▶ _WHAT IS REQUIRED_:
Everything from the line that contains "Read this page and output its text content." through the last line of the listing must be copied exactly, with both of those lines included and no others.

RECORDS start

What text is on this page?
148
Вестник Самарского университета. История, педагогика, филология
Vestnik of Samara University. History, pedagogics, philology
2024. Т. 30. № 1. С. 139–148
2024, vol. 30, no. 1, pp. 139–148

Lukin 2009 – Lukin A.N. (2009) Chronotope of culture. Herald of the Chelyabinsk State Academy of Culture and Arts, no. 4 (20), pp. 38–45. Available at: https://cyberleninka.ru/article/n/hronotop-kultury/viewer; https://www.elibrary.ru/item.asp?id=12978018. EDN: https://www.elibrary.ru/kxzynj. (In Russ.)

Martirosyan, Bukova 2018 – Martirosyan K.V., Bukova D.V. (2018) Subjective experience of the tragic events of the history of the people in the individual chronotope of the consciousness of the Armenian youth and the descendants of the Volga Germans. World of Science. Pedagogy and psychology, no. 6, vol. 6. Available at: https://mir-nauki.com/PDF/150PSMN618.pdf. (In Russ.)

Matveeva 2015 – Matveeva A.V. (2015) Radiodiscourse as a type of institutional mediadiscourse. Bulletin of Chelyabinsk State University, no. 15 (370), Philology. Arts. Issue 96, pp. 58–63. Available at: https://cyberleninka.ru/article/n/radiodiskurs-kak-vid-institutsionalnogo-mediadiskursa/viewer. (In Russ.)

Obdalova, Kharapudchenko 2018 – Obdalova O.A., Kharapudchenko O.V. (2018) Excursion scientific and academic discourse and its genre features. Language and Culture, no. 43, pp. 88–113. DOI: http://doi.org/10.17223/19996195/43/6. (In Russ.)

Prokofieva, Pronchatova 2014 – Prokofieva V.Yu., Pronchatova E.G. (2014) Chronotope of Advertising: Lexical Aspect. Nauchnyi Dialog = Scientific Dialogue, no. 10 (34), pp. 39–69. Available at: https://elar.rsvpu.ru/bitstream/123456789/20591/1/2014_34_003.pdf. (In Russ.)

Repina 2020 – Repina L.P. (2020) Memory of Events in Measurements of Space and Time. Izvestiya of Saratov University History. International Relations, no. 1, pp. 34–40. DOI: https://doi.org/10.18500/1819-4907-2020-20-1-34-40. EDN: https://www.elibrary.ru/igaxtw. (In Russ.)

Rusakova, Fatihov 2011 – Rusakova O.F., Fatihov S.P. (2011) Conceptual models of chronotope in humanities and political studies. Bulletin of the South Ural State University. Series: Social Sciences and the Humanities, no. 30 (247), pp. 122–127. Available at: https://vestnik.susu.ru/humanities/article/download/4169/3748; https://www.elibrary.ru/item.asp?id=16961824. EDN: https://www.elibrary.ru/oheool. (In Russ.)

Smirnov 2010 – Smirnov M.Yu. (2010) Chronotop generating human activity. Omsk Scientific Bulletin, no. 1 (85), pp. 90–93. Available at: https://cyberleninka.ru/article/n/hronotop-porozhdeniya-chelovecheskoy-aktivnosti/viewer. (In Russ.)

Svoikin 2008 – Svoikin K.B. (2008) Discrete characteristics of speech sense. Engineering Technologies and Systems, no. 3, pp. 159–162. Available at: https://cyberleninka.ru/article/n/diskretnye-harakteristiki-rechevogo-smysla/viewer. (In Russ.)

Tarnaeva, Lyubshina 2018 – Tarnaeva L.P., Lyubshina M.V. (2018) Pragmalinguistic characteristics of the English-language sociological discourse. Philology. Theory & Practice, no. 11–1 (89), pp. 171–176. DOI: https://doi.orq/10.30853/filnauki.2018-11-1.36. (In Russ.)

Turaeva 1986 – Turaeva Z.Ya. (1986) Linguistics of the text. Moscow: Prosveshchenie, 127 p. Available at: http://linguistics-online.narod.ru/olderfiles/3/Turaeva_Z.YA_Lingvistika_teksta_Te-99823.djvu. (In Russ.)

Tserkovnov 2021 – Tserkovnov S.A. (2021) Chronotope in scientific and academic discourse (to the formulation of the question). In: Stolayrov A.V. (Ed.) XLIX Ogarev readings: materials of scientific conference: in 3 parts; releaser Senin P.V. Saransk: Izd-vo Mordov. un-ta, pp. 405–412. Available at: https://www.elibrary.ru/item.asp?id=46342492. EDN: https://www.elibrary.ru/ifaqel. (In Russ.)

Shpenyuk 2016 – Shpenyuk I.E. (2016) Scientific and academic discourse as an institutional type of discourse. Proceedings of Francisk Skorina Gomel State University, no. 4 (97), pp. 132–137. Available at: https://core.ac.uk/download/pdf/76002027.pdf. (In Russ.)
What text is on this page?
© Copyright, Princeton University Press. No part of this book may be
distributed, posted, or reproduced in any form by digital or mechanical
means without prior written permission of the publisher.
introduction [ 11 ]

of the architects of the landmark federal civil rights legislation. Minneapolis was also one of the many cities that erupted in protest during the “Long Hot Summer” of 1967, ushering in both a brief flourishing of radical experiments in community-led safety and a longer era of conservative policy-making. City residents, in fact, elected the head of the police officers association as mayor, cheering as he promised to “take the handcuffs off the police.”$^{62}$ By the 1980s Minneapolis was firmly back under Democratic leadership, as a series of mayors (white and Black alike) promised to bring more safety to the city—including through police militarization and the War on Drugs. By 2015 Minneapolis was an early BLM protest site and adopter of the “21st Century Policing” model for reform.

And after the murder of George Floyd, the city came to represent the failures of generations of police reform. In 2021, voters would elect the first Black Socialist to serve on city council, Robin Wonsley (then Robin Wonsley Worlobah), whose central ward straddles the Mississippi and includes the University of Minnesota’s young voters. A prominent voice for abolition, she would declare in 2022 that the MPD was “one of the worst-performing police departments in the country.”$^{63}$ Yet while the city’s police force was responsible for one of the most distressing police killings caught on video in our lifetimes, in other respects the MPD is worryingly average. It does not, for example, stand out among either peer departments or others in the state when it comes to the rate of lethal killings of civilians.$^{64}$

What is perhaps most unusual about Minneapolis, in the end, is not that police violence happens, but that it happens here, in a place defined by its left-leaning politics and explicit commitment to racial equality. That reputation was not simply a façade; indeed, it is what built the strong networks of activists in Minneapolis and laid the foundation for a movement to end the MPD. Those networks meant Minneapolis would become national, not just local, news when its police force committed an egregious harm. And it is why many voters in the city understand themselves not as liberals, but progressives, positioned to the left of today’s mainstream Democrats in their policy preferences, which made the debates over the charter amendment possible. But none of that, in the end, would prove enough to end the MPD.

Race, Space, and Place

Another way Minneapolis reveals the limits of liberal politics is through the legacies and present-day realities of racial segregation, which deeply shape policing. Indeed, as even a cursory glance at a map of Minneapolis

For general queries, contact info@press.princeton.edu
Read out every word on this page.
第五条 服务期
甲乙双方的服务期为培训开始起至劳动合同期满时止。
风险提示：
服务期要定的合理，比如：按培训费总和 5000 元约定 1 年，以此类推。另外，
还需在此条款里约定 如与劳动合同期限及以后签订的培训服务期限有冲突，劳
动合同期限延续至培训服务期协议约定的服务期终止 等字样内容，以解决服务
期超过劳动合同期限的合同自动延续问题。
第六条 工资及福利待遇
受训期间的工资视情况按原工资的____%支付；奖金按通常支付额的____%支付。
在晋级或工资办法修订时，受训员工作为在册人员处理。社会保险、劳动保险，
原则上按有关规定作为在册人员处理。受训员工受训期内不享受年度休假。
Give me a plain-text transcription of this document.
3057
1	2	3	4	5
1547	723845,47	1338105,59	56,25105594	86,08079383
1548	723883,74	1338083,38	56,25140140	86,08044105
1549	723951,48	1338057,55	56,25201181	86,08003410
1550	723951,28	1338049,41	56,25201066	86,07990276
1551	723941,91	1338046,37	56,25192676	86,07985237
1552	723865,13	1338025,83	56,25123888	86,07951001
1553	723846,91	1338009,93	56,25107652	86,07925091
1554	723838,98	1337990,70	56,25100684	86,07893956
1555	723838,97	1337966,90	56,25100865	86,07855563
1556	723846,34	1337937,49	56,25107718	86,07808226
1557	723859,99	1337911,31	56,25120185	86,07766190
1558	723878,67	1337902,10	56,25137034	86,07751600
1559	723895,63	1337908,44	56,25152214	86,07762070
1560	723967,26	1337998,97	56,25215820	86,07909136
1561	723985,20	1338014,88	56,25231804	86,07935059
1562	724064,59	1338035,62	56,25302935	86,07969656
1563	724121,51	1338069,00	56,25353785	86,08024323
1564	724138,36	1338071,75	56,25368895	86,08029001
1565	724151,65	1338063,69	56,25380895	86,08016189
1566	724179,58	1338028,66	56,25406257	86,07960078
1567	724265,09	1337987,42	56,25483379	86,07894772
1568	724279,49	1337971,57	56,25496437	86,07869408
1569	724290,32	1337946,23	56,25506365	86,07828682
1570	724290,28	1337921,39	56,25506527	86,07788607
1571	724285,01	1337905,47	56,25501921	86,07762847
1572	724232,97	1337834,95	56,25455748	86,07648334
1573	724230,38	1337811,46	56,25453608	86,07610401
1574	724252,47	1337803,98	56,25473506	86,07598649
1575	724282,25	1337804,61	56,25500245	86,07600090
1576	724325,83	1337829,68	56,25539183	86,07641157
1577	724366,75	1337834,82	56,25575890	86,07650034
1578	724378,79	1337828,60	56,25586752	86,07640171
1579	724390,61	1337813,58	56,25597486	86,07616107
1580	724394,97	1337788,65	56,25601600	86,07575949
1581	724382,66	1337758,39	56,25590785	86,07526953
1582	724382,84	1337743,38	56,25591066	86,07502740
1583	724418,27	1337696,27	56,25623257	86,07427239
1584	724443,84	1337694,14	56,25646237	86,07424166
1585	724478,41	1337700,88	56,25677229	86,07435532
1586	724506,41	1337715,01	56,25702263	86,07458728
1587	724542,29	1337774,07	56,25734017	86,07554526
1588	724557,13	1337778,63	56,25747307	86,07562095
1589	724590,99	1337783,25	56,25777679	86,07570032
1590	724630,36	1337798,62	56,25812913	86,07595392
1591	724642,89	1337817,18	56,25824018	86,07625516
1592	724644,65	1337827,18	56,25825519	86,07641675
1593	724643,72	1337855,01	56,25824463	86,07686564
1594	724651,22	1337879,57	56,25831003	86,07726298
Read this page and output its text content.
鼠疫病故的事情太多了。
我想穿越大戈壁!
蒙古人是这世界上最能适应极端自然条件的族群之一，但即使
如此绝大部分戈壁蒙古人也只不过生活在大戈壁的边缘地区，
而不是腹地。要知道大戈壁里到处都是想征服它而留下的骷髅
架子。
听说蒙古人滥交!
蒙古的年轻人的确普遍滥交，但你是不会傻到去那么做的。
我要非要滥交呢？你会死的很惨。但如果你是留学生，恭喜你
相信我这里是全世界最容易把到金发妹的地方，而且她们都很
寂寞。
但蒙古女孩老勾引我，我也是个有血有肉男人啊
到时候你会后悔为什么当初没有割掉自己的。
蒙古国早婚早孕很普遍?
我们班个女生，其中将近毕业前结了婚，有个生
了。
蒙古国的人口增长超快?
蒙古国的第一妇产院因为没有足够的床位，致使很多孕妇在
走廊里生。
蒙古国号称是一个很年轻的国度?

RECORDS end

▶ _WRITTEN ANSWER_:
Read this page and output its text content.
鼠疫病故的事情太多了。
我想穿越大戈壁!
蒙古人是这世界上最能适应极端自然条件的族群之一，但即使
如此绝大部分戈壁蒙古人也只不过生活在大戈壁的边缘地区，
而不是腹地。要知道大戈壁里到处都是想征服它而留下的骷髅
架子。
听说蒙古人滥交!
蒙古的年轻人的确普遍滥交，但你是不会傻到去那么做的。
我要非要滥交呢？你会死的很惨。但如果你是留学生，恭喜你
相信我这里是全世界最容易把到金发妹的地方，而且她们都很
寂寞。
但蒙古女孩老勾引我，我也是个有血有肉男人啊
到时候你会后悔为什么当初没有割掉自己的。
蒙古国早婚早孕很普遍?
我们班个女生，其中将近毕业前结了婚，有个生
了。
蒙古国的人口增长超快?
蒙古国的第一妇产院因为没有足够的床位，致使很多孕妇在
走廊里生。
蒙古国号称是一个很年轻的国度?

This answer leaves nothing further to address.